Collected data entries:
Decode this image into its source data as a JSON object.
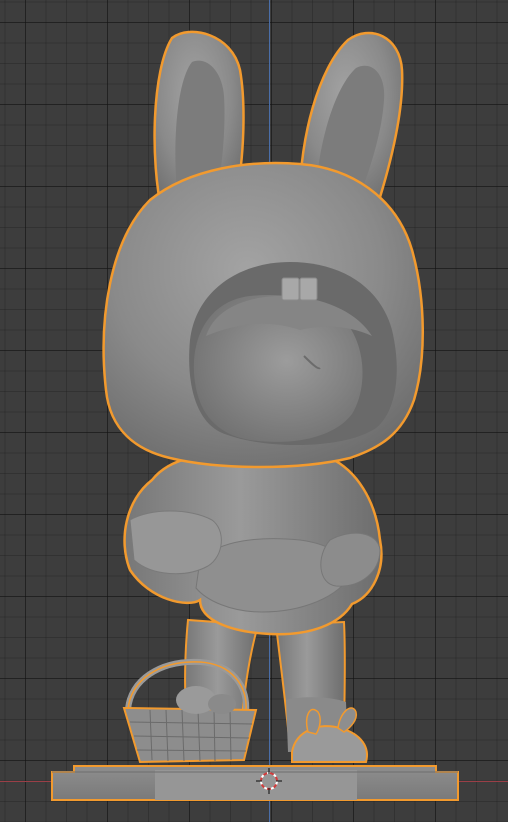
{
  "viewport": {
    "background_color": "#3d3d3d",
    "grid_color": "#2f2f2f",
    "axis_x_color": "#9a3f47",
    "axis_z_color": "#4a6ea8",
    "selection_outline_color": "#f29a2e",
    "mesh_color": "#8c8c8c"
  },
  "model": {
    "selected": true,
    "subject": "bunny-hood-figure"
  },
  "cursor": {
    "icon": "3d-cursor-icon"
  }
}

*Work required:*
Set every line down exactly as written, leaving each picture out.

*Problem solution:*
Decode this image into its source data as a JSON object.
{
  "viewport": {
    "background_color": "#3d3d3d",
    "grid_color": "#2f2f2f",
    "axis_x_color": "#9a3f47",
    "axis_z_color": "#4a6ea8",
    "selection_outline_color": "#f29a2e",
    "mesh_color": "#8c8c8c"
  },
  "model": {
    "selected": true,
    "subject": "bunny-hood-figure"
  },
  "cursor": {
    "icon": "3d-cursor-icon"
  }
}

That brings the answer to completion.